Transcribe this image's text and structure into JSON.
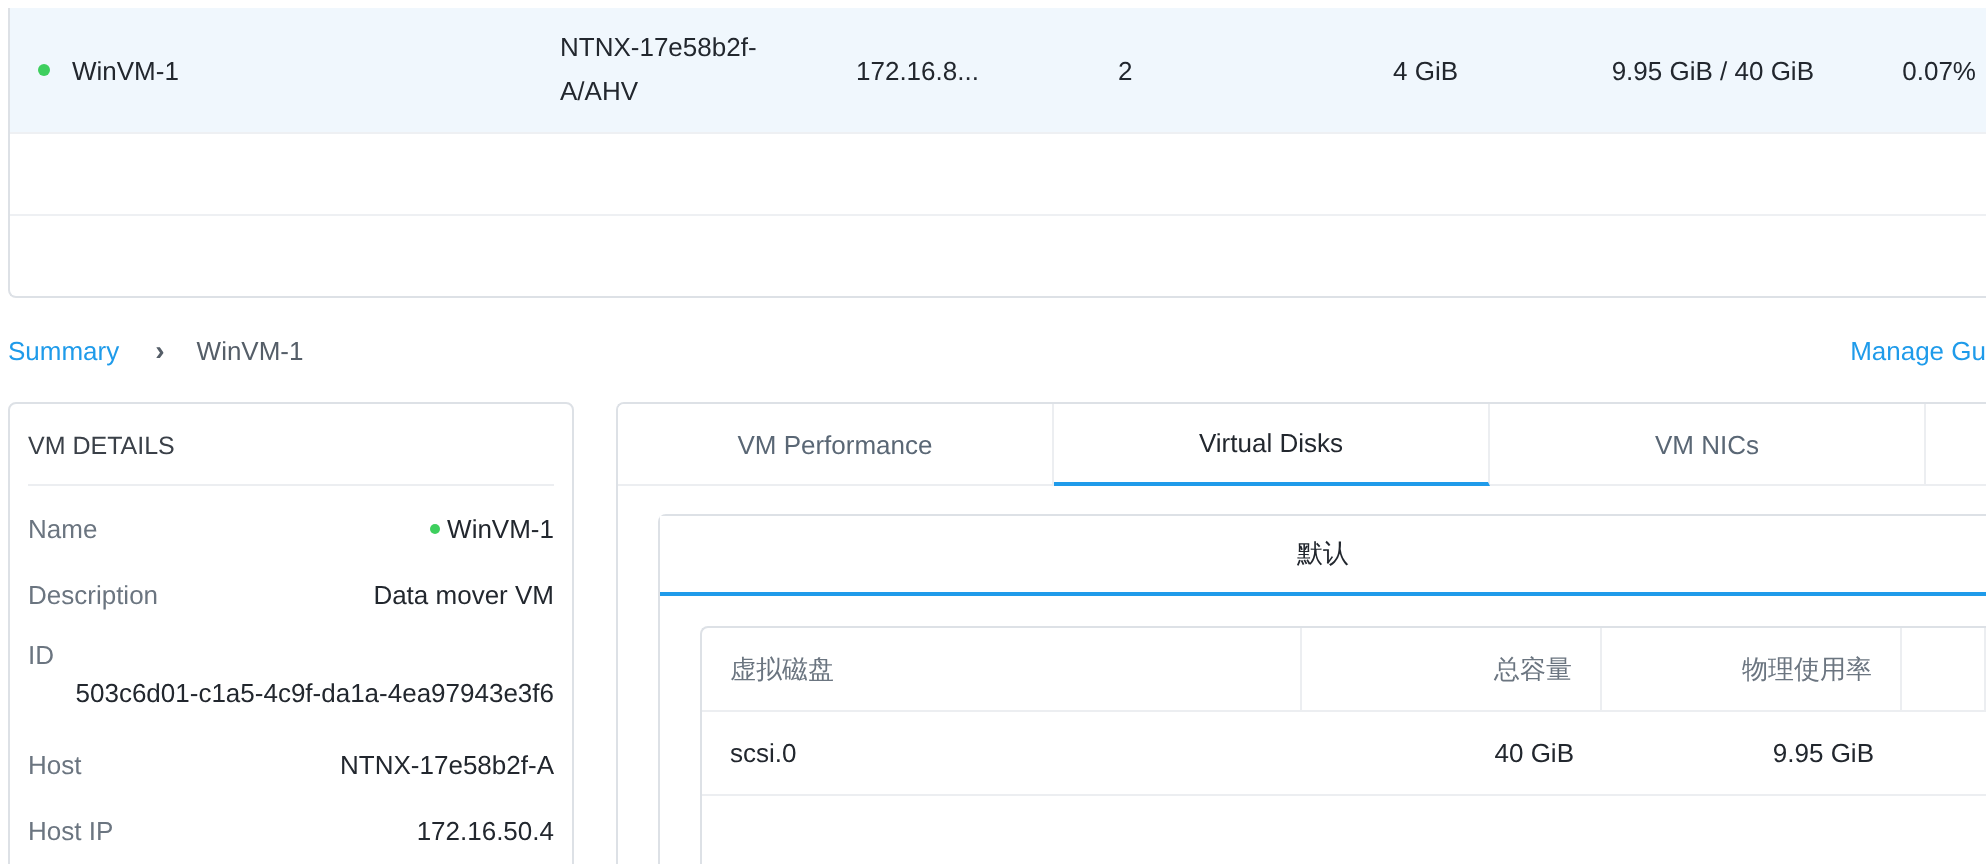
{
  "vm_table": {
    "rows": [
      {
        "selected": true,
        "color": "#3ecf5e",
        "name": "WinVM-1",
        "host": "NTNX-17e58b2f-A/AHV",
        "ip": "172.16.8...",
        "vcpus": "2",
        "memory": "4 GiB",
        "storage": "9.95 GiB / 40 GiB",
        "usage": "0.07%"
      }
    ]
  },
  "breadcrumb": {
    "link": "Summary",
    "separator": "›",
    "current": "WinVM-1"
  },
  "manage_link": "Manage Gu",
  "vm_details": {
    "title": "VM DETAILS",
    "fields": [
      {
        "label": "Name",
        "value": "WinVM-1",
        "color": "#3ecf5e",
        "kind": "status"
      },
      {
        "label": "Description",
        "value": "Data mover VM",
        "kind": "inline"
      },
      {
        "label": "ID",
        "value": "503c6d01-c1a5-4c9f-da1a-4ea97943e3f6",
        "kind": "stacked"
      },
      {
        "label": "Host",
        "value": "NTNX-17e58b2f-A",
        "kind": "inline"
      },
      {
        "label": "Host IP",
        "value": "172.16.50.4",
        "kind": "inline"
      }
    ]
  },
  "tabs": [
    {
      "label": "VM Performance",
      "selected": false
    },
    {
      "label": "Virtual Disks",
      "selected": true
    },
    {
      "label": "VM NICs",
      "selected": false
    }
  ],
  "subtabs": [
    {
      "label": "默认",
      "selected": true
    }
  ],
  "disk_table": {
    "columns": [
      "虚拟磁盘",
      "总容量",
      "物理使用率"
    ],
    "rows": [
      [
        "scsi.0",
        "40 GiB",
        "9.95 GiB"
      ]
    ]
  }
}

### Task instructions
Tell how many lines include "WinVM". The number is the whole answer.

### Response to the task
3